Dataset entries:
◇ ◇ ◇
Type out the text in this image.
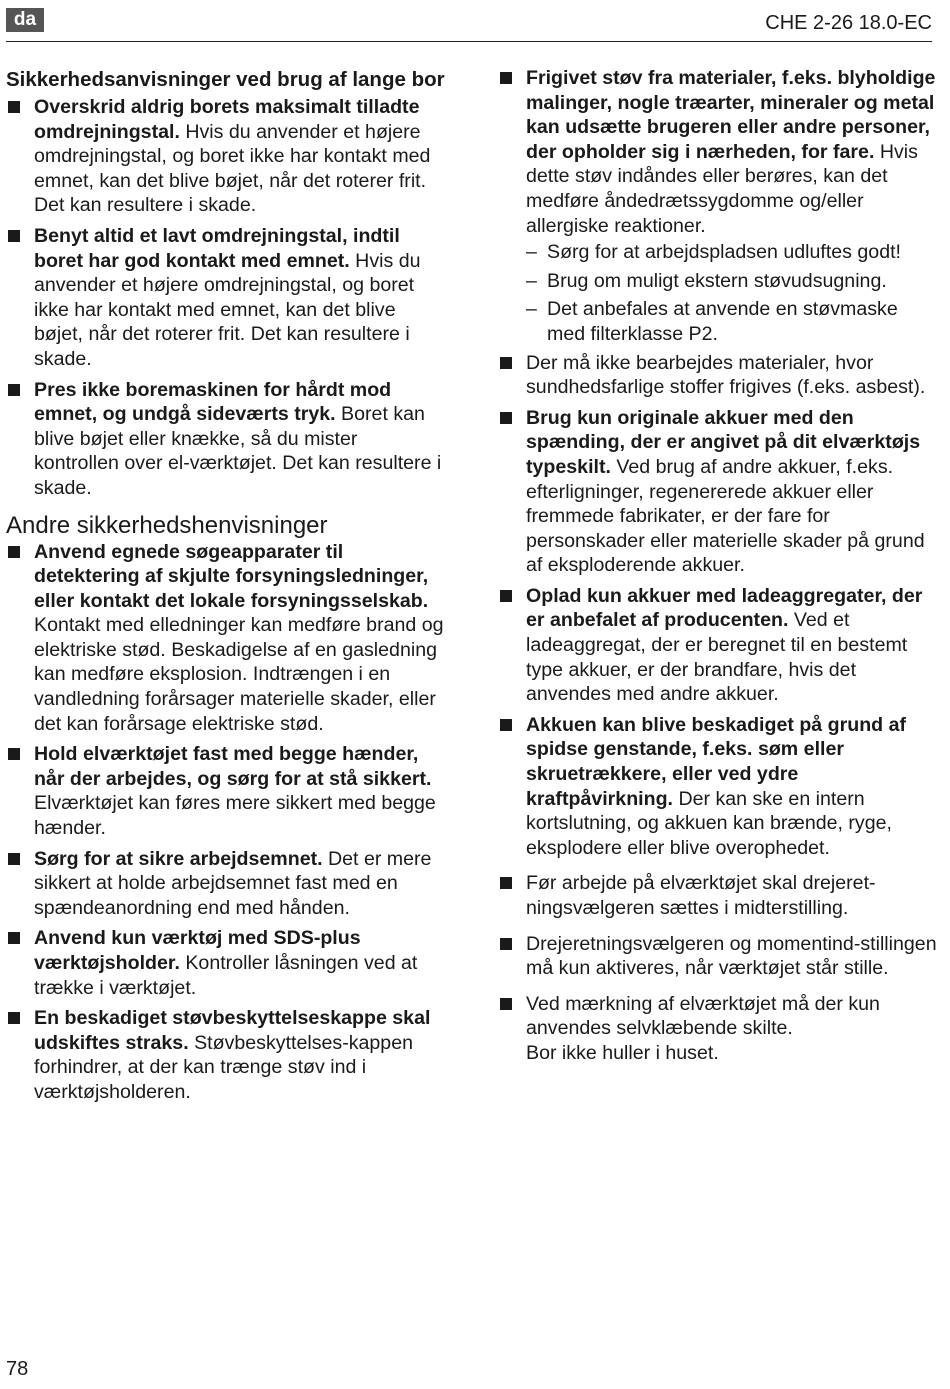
da	CHE 2-26 18.0-EC
Sikkerhedsanvisninger ved brug af lange bor
Overskrid aldrig borets maksimalt tilladte omdrejningstal. Hvis du anvender et højere omdrejningstal, og boret ikke har kontakt med emnet, kan det blive bøjet, når det roterer frit. Det kan resultere i skade.
Benyt altid et lavt omdrejningstal, indtil boret har god kontakt med emnet. Hvis du anvender et højere omdrejningstal, og boret ikke har kontakt med emnet, kan det blive bøjet, når det roterer frit. Det kan resultere i skade.
Pres ikke boremaskinen for hårdt mod emnet, og undgå sideværts tryk. Boret kan blive bøjet eller knække, så du mister kontrollen over el-værktøjet. Det kan resultere i skade.
Andre sikkerhedshenvisninger
Anvend egnede søgeapparater til detektering af skjulte forsyningsledninger, eller kontakt det lokale forsyningsselskab. Kontakt med elledninger kan medføre brand og elektriske stød. Beskadigelse af en gasledning kan medføre eksplosion. Indtrængen i en vandledning forårsager materielle skader, eller det kan forårsage elektriske stød.
Hold elværktøjet fast med begge hænder, når der arbejdes, og sørg for at stå sikkert. Elværktøjet kan føres mere sikkert med begge hænder.
Sørg for at sikre arbejdsemnet. Det er mere sikkert at holde arbejdsemnet fast med en spændeanordning end med hånden.
Anvend kun værktøj med SDS-plus værktøjsholder. Kontroller låsningen ved at trække i værktøjet.
En beskadiget støvbeskyttelseskappe skal udskiftes straks. Støvbeskyttelses-kappen forhindrer, at der kan trænge støv ind i værktøjsholderen.
Frigivet støv fra materialer, f.eks. blyholdige malinger, nogle træarter, mineraler og metal kan udsætte brugeren eller andre personer, der opholder sig i nærheden, for fare. Hvis dette støv indåndes eller berøres, kan det medføre åndedrætssygdomme og/eller allergiske reaktioner.
– Sørg for at arbejdspladsen udluftes godt!
– Brug om muligt ekstern støvudsugning.
– Det anbefales at anvende en støvmaske med filterklasse P2.
Der må ikke bearbejdes materialer, hvor sundhedsfarlige stoffer frigives (f.eks. asbest).
Brug kun originale akkuer med den spænding, der er angivet på dit elværktøjs typeskilt. Ved brug af andre akkuer, f.eks. efterligninger, regenererede akkuer eller fremmede fabrikater, er der fare for personskader eller materielle skader på grund af eksploderende akkuer.
Oplad kun akkuer med ladeaggregater, der er anbefalet af producenten. Ved et ladeaggregat, der er beregnet til en bestemt type akkuer, er der brandfare, hvis det anvendes med andre akkuer.
Akkuen kan blive beskadiget på grund af spidse genstande, f.eks. søm eller skruetrækkere, eller ved ydre kraftpåvirkning. Der kan ske en intern kortslutning, og akkuen kan brænde, ryge, eksplodere eller blive overophedet.
Før arbejde på elværktøjet skal drejeret-ningsvælgeren sættes i midterstilling.
Drejeretningsvælgeren og momentind-stillingen må kun aktiveres, når værktøjet står stille.
Ved mærkning af elværktøjet må der kun anvendes selvklæbende skilte.
Bor ikke huller i huset.
78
◇ ◇ ◇
→ **Exercise instructions**: Transcribe the records word for word and include no pictures.

→ **Response to this exercise**:
Type out the text in this image.
da	CHE 2-26 18.0-EC
Sikkerhedsanvisninger ved brug af lange bor
Overskrid aldrig borets maksimalt tilladte omdrejningstal. Hvis du anvender et højere omdrejningstal, og boret ikke har kontakt med emnet, kan det blive bøjet, når det roterer frit. Det kan resultere i skade.
Benyt altid et lavt omdrejningstal, indtil boret har god kontakt med emnet. Hvis du anvender et højere omdrejningstal, og boret ikke har kontakt med emnet, kan det blive bøjet, når det roterer frit. Det kan resultere i skade.
Pres ikke boremaskinen for hårdt mod emnet, og undgå sideværts tryk. Boret kan blive bøjet eller knække, så du mister kontrollen over el-værktøjet. Det kan resultere i skade.
Andre sikkerhedshenvisninger
Anvend egnede søgeapparater til detektering af skjulte forsyningsledninger, eller kontakt det lokale forsyningsselskab. Kontakt med elledninger kan medføre brand og elektriske stød. Beskadigelse af en gasledning kan medføre eksplosion. Indtrængen i en vandledning forårsager materielle skader, eller det kan forårsage elektriske stød.
Hold elværktøjet fast med begge hænder, når der arbejdes, og sørg for at stå sikkert. Elværktøjet kan føres mere sikkert med begge hænder.
Sørg for at sikre arbejdsemnet. Det er mere sikkert at holde arbejdsemnet fast med en spændeanordning end med hånden.
Anvend kun værktøj med SDS-plus værktøjsholder. Kontroller låsningen ved at trække i værktøjet.
En beskadiget støvbeskyttelseskappe skal udskiftes straks. Støvbeskyttelses-kappen forhindrer, at der kan trænge støv ind i værktøjsholderen.
Frigivet støv fra materialer, f.eks. blyholdige malinger, nogle træarter, mineraler og metal kan udsætte brugeren eller andre personer, der opholder sig i nærheden, for fare. Hvis dette støv indåndes eller berøres, kan det medføre åndedrætssygdomme og/eller allergiske reaktioner.
– Sørg for at arbejdspladsen udluftes godt!
– Brug om muligt ekstern støvudsugning.
– Det anbefales at anvende en støvmaske med filterklasse P2.
Der må ikke bearbejdes materialer, hvor sundhedsfarlige stoffer frigives (f.eks. asbest).
Brug kun originale akkuer med den spænding, der er angivet på dit elværktøjs typeskilt. Ved brug af andre akkuer, f.eks. efterligninger, regenererede akkuer eller fremmede fabrikater, er der fare for personskader eller materielle skader på grund af eksploderende akkuer.
Oplad kun akkuer med ladeaggregater, der er anbefalet af producenten. Ved et ladeaggregat, der er beregnet til en bestemt type akkuer, er der brandfare, hvis det anvendes med andre akkuer.
Akkuen kan blive beskadiget på grund af spidse genstande, f.eks. søm eller skruetrækkere, eller ved ydre kraftpåvirkning. Der kan ske en intern kortslutning, og akkuen kan brænde, ryge, eksplodere eller blive overophedet.
Før arbejde på elværktøjet skal drejeret-ningsvælgeren sættes i midterstilling.
Drejeretningsvælgeren og momentind-stillingen må kun aktiveres, når værktøjet står stille.
Ved mærkning af elværktøjet må der kun anvendes selvklæbende skilte.
Bor ikke huller i huset.
78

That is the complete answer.